Records from a collection of figures
********************

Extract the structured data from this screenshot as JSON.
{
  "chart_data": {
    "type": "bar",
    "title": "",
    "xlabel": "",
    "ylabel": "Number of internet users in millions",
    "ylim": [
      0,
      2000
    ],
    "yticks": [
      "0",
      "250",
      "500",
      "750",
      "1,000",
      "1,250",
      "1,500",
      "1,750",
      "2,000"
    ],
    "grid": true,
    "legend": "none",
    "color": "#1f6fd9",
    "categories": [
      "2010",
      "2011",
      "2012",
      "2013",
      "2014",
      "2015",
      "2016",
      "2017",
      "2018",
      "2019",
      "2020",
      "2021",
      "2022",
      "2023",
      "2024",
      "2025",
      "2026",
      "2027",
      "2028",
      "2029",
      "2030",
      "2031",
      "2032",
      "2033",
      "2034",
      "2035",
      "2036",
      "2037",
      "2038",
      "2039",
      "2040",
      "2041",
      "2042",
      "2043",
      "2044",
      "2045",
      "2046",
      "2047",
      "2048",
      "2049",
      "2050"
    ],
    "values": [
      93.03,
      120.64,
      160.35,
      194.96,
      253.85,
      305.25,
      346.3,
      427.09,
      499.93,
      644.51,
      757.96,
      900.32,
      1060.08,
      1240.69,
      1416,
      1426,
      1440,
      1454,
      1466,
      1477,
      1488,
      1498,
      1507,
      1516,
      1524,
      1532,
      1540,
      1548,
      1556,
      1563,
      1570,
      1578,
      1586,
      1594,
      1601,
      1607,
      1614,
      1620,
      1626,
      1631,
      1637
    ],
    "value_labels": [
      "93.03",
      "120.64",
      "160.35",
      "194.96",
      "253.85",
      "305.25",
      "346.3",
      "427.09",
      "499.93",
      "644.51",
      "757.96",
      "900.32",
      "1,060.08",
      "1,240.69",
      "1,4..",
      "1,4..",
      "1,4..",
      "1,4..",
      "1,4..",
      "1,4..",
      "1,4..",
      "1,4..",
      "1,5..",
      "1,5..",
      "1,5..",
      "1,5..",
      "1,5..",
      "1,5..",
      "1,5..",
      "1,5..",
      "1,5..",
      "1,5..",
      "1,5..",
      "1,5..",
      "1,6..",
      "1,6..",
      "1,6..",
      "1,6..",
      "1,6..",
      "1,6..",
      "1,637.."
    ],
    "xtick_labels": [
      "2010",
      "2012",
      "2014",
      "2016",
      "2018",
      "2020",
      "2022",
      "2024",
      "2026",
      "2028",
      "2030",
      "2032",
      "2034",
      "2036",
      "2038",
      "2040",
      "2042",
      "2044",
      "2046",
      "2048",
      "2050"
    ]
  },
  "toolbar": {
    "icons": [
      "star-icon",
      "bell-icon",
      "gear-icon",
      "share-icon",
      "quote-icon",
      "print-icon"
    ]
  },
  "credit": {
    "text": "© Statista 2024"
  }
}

********************

**AIM**
Output the data above exactly, please, line for line.

**TASK SOLUTION**
Extract the structured data from this screenshot as JSON.
{
  "chart_data": {
    "type": "bar",
    "title": "",
    "xlabel": "",
    "ylabel": "Number of internet users in millions",
    "ylim": [
      0,
      2000
    ],
    "yticks": [
      "0",
      "250",
      "500",
      "750",
      "1,000",
      "1,250",
      "1,500",
      "1,750",
      "2,000"
    ],
    "grid": true,
    "legend": "none",
    "color": "#1f6fd9",
    "categories": [
      "2010",
      "2011",
      "2012",
      "2013",
      "2014",
      "2015",
      "2016",
      "2017",
      "2018",
      "2019",
      "2020",
      "2021",
      "2022",
      "2023",
      "2024",
      "2025",
      "2026",
      "2027",
      "2028",
      "2029",
      "2030",
      "2031",
      "2032",
      "2033",
      "2034",
      "2035",
      "2036",
      "2037",
      "2038",
      "2039",
      "2040",
      "2041",
      "2042",
      "2043",
      "2044",
      "2045",
      "2046",
      "2047",
      "2048",
      "2049",
      "2050"
    ],
    "values": [
      93.03,
      120.64,
      160.35,
      194.96,
      253.85,
      305.25,
      346.3,
      427.09,
      499.93,
      644.51,
      757.96,
      900.32,
      1060.08,
      1240.69,
      1416,
      1426,
      1440,
      1454,
      1466,
      1477,
      1488,
      1498,
      1507,
      1516,
      1524,
      1532,
      1540,
      1548,
      1556,
      1563,
      1570,
      1578,
      1586,
      1594,
      1601,
      1607,
      1614,
      1620,
      1626,
      1631,
      1637
    ],
    "value_labels": [
      "93.03",
      "120.64",
      "160.35",
      "194.96",
      "253.85",
      "305.25",
      "346.3",
      "427.09",
      "499.93",
      "644.51",
      "757.96",
      "900.32",
      "1,060.08",
      "1,240.69",
      "1,4..",
      "1,4..",
      "1,4..",
      "1,4..",
      "1,4..",
      "1,4..",
      "1,4..",
      "1,4..",
      "1,5..",
      "1,5..",
      "1,5..",
      "1,5..",
      "1,5..",
      "1,5..",
      "1,5..",
      "1,5..",
      "1,5..",
      "1,5..",
      "1,5..",
      "1,5..",
      "1,6..",
      "1,6..",
      "1,6..",
      "1,6..",
      "1,6..",
      "1,6..",
      "1,637.."
    ],
    "xtick_labels": [
      "2010",
      "2012",
      "2014",
      "2016",
      "2018",
      "2020",
      "2022",
      "2024",
      "2026",
      "2028",
      "2030",
      "2032",
      "2034",
      "2036",
      "2038",
      "2040",
      "2042",
      "2044",
      "2046",
      "2048",
      "2050"
    ]
  },
  "toolbar": {
    "icons": [
      "star-icon",
      "bell-icon",
      "gear-icon",
      "share-icon",
      "quote-icon",
      "print-icon"
    ]
  },
  "credit": {
    "text": "© Statista 2024"
  }
}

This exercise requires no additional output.